REQUIRED WORK: Exactly as they appear, output all of the records. Skip any images.

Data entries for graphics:
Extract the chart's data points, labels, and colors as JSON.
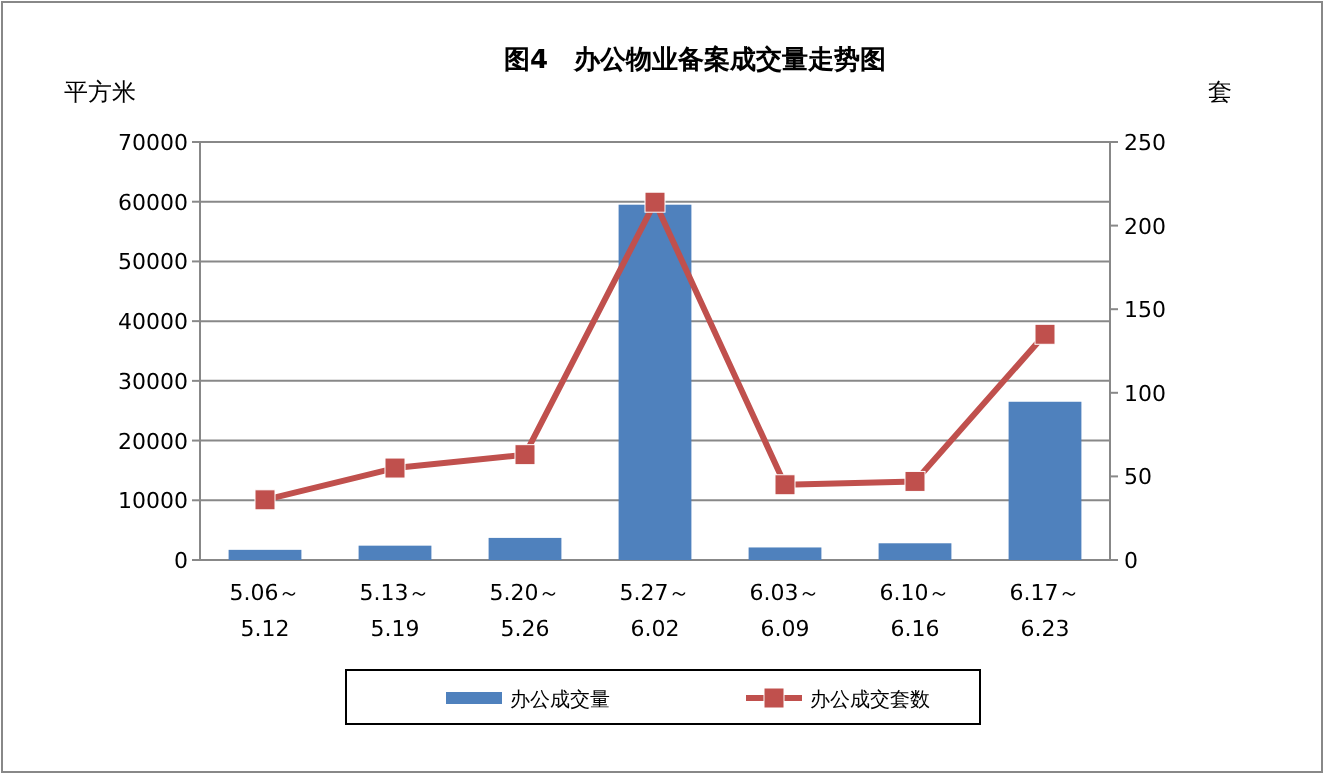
{
  "chart_data": {
    "type": "bar",
    "title": "图4　办公物业备案成交量走势图",
    "ylabel": "平方米",
    "y2label": "套",
    "categories": [
      "5.06～5.12",
      "5.13～5.19",
      "5.20～5.26",
      "5.27～6.02",
      "6.03～6.09",
      "6.10～6.16",
      "6.17～6.23"
    ],
    "series": [
      {
        "name": "办公成交量",
        "color": "#4f81bd",
        "values": [
          1700,
          2400,
          3700,
          59500,
          2100,
          2800,
          26500
        ]
      },
      {
        "name": "办公成交套数",
        "type": "line",
        "axis": "y2",
        "color": "#c0504d",
        "marker": "square",
        "values": [
          36,
          55,
          63,
          214,
          45,
          47,
          135
        ]
      }
    ],
    "ylim": [
      0,
      70000
    ],
    "yticks": [
      0,
      10000,
      20000,
      30000,
      40000,
      50000,
      60000,
      70000
    ],
    "y2lim": [
      0,
      250
    ],
    "y2ticks": [
      0,
      50,
      100,
      150,
      200,
      250
    ],
    "grid": "y",
    "legend": "bottom"
  }
}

SOLUTION BELOW:
Extract the chart's data points, labels, and colors as JSON.
{
  "chart_data": {
    "type": "bar",
    "title": "图4　办公物业备案成交量走势图",
    "ylabel": "平方米",
    "y2label": "套",
    "categories": [
      "5.06～5.12",
      "5.13～5.19",
      "5.20～5.26",
      "5.27～6.02",
      "6.03～6.09",
      "6.10～6.16",
      "6.17～6.23"
    ],
    "series": [
      {
        "name": "办公成交量",
        "color": "#4f81bd",
        "values": [
          1700,
          2400,
          3700,
          59500,
          2100,
          2800,
          26500
        ]
      },
      {
        "name": "办公成交套数",
        "type": "line",
        "axis": "y2",
        "color": "#c0504d",
        "marker": "square",
        "values": [
          36,
          55,
          63,
          214,
          45,
          47,
          135
        ]
      }
    ],
    "ylim": [
      0,
      70000
    ],
    "yticks": [
      0,
      10000,
      20000,
      30000,
      40000,
      50000,
      60000,
      70000
    ],
    "y2lim": [
      0,
      250
    ],
    "y2ticks": [
      0,
      50,
      100,
      150,
      200,
      250
    ],
    "grid": "y",
    "legend": "bottom"
  }
}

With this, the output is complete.